Aim of the exercise:
Look through the lines below and extract each one that contains "Build".

Data provided:
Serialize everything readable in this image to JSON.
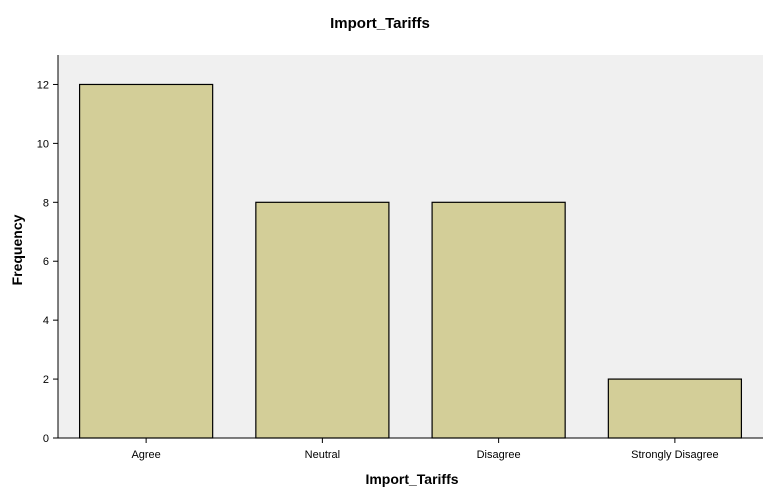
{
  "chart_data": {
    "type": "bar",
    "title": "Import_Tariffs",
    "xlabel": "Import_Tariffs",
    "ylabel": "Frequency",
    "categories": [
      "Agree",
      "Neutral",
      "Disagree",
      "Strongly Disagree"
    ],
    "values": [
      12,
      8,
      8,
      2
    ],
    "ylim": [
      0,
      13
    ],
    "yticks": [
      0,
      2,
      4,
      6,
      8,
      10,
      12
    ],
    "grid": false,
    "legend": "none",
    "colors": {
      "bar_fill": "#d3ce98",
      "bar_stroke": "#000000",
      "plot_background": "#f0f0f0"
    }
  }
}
==
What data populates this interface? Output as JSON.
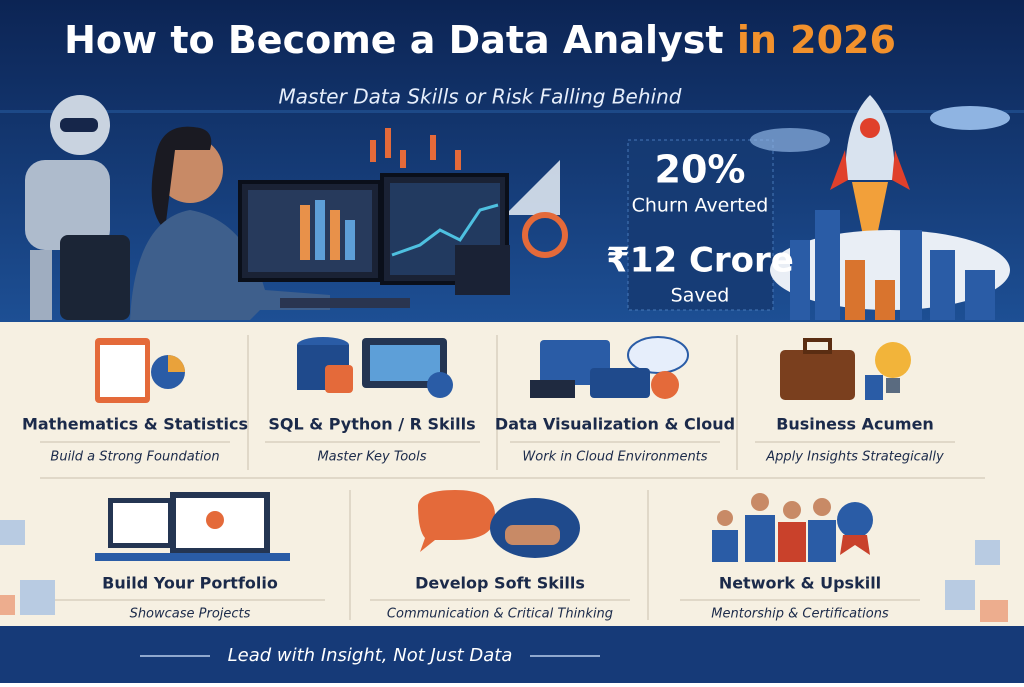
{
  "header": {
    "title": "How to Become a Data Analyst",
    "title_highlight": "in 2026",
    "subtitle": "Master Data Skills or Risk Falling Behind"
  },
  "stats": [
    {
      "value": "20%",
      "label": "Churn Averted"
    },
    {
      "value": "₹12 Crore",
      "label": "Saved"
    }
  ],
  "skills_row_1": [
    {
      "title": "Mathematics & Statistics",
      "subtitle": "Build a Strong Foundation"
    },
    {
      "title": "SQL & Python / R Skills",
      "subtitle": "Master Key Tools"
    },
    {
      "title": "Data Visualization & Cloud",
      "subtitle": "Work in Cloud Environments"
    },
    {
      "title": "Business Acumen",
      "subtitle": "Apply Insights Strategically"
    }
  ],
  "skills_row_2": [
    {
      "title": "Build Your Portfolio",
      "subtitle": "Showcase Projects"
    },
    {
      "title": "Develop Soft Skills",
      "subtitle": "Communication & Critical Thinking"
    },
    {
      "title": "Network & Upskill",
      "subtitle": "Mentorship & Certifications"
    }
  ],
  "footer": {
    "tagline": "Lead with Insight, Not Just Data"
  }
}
* * *
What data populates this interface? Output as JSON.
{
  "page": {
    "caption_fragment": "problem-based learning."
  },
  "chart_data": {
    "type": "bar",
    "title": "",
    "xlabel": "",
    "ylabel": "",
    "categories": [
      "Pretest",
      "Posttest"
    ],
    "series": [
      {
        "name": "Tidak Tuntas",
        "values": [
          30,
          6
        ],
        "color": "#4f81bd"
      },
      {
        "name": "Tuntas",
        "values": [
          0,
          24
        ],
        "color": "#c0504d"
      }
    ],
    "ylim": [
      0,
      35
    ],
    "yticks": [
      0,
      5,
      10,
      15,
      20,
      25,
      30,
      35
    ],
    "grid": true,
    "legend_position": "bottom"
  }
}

Solution for this task:
      "subtitle": "Build a Strong Foundation"
      "title": "Build Your Portfolio",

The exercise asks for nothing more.